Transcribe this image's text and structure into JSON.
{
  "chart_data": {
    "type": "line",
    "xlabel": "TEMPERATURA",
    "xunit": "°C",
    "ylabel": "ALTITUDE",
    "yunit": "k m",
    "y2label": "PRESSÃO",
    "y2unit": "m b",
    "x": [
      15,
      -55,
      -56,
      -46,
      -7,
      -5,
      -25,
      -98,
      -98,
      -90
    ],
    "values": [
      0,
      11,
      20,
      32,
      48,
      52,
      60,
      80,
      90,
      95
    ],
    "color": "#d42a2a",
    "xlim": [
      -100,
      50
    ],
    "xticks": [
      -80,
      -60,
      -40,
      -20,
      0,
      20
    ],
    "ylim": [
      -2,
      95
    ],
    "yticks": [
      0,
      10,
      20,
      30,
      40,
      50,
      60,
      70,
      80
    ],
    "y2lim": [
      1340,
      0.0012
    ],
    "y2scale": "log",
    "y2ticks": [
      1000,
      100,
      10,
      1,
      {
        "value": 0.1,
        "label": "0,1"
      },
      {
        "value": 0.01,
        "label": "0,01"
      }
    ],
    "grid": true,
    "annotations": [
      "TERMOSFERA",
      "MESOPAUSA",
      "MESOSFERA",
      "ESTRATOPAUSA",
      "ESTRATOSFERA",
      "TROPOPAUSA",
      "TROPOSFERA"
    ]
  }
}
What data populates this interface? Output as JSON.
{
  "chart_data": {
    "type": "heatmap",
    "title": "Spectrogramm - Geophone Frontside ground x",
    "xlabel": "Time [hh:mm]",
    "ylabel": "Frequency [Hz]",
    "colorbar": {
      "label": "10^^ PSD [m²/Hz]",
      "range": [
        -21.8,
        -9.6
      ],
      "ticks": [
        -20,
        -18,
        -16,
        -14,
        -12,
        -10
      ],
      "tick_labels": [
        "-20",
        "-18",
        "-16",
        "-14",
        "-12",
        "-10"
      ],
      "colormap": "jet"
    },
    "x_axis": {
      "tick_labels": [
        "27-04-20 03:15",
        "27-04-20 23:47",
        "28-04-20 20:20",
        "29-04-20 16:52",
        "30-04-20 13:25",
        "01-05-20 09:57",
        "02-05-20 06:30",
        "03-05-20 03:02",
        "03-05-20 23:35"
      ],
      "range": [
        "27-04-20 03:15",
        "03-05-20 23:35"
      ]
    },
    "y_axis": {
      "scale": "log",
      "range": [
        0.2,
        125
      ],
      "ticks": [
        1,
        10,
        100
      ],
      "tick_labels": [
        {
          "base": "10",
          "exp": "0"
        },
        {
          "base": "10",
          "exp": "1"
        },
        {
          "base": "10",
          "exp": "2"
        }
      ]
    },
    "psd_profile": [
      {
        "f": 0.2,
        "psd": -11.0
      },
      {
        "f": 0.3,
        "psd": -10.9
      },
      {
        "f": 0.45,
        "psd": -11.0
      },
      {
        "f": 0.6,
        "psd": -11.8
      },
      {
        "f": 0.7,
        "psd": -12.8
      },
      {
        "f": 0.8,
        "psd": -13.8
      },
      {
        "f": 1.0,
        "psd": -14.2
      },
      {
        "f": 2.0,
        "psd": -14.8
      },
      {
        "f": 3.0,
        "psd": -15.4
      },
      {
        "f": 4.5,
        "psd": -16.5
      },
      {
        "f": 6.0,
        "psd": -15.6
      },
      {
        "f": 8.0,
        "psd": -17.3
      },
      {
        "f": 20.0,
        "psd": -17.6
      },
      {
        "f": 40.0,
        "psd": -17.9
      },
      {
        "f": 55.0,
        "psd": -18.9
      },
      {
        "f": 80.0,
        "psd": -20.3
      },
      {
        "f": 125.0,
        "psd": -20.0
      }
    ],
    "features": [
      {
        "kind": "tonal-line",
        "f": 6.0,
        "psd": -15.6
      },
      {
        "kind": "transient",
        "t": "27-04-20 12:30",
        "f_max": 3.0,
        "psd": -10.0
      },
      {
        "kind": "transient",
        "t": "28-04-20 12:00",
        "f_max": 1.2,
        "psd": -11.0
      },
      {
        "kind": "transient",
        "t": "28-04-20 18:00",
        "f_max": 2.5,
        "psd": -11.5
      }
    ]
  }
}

###

**Problem:** Write out the whole listing exactly.

**Answer below:**
Transcribe this image's text and structure into JSON.
{
  "chart_data": {
    "type": "line",
    "xlabel": "TEMPERATURA",
    "xunit": "°C",
    "ylabel": "ALTITUDE",
    "yunit": "k m",
    "y2label": "PRESSÃO",
    "y2unit": "m b",
    "x": [
      15,
      -55,
      -56,
      -46,
      -7,
      -5,
      -25,
      -98,
      -98,
      -90
    ],
    "values": [
      0,
      11,
      20,
      32,
      48,
      52,
      60,
      80,
      90,
      95
    ],
    "color": "#d42a2a",
    "xlim": [
      -100,
      50
    ],
    "xticks": [
      -80,
      -60,
      -40,
      -20,
      0,
      20
    ],
    "ylim": [
      -2,
      95
    ],
    "yticks": [
      0,
      10,
      20,
      30,
      40,
      50,
      60,
      70,
      80
    ],
    "y2lim": [
      1340,
      0.0012
    ],
    "y2scale": "log",
    "y2ticks": [
      1000,
      100,
      10,
      1,
      {
        "value": 0.1,
        "label": "0,1"
      },
      {
        "value": 0.01,
        "label": "0,01"
      }
    ],
    "grid": true,
    "annotations": [
      "TERMOSFERA",
      "MESOPAUSA",
      "MESOSFERA",
      "ESTRATOPAUSA",
      "ESTRATOSFERA",
      "TROPOPAUSA",
      "TROPOSFERA"
    ]
  }
}
What data populates this interface? Output as JSON.
{
  "chart_data": {
    "type": "heatmap",
    "title": "Spectrogramm - Geophone Frontside ground x",
    "xlabel": "Time [hh:mm]",
    "ylabel": "Frequency [Hz]",
    "colorbar": {
      "label": "10^^ PSD [m²/Hz]",
      "range": [
        -21.8,
        -9.6
      ],
      "ticks": [
        -20,
        -18,
        -16,
        -14,
        -12,
        -10
      ],
      "tick_labels": [
        "-20",
        "-18",
        "-16",
        "-14",
        "-12",
        "-10"
      ],
      "colormap": "jet"
    },
    "x_axis": {
      "tick_labels": [
        "27-04-20 03:15",
        "27-04-20 23:47",
        "28-04-20 20:20",
        "29-04-20 16:52",
        "30-04-20 13:25",
        "01-05-20 09:57",
        "02-05-20 06:30",
        "03-05-20 03:02",
        "03-05-20 23:35"
      ],
      "range": [
        "27-04-20 03:15",
        "03-05-20 23:35"
      ]
    },
    "y_axis": {
      "scale": "log",
      "range": [
        0.2,
        125
      ],
      "ticks": [
        1,
        10,
        100
      ],
      "tick_labels": [
        {
          "base": "10",
          "exp": "0"
        },
        {
          "base": "10",
          "exp": "1"
        },
        {
          "base": "10",
          "exp": "2"
        }
      ]
    },
    "psd_profile": [
      {
        "f": 0.2,
        "psd": -11.0
      },
      {
        "f": 0.3,
        "psd": -10.9
      },
      {
        "f": 0.45,
        "psd": -11.0
      },
      {
        "f": 0.6,
        "psd": -11.8
      },
      {
        "f": 0.7,
        "psd": -12.8
      },
      {
        "f": 0.8,
        "psd": -13.8
      },
      {
        "f": 1.0,
        "psd": -14.2
      },
      {
        "f": 2.0,
        "psd": -14.8
      },
      {
        "f": 3.0,
        "psd": -15.4
      },
      {
        "f": 4.5,
        "psd": -16.5
      },
      {
        "f": 6.0,
        "psd": -15.6
      },
      {
        "f": 8.0,
        "psd": -17.3
      },
      {
        "f": 20.0,
        "psd": -17.6
      },
      {
        "f": 40.0,
        "psd": -17.9
      },
      {
        "f": 55.0,
        "psd": -18.9
      },
      {
        "f": 80.0,
        "psd": -20.3
      },
      {
        "f": 125.0,
        "psd": -20.0
      }
    ],
    "features": [
      {
        "kind": "tonal-line",
        "f": 6.0,
        "psd": -15.6
      },
      {
        "kind": "transient",
        "t": "27-04-20 12:30",
        "f_max": 3.0,
        "psd": -10.0
      },
      {
        "kind": "transient",
        "t": "28-04-20 12:00",
        "f_max": 1.2,
        "psd": -11.0
      },
      {
        "kind": "transient",
        "t": "28-04-20 18:00",
        "f_max": 2.5,
        "psd": -11.5
      }
    ]
  }
}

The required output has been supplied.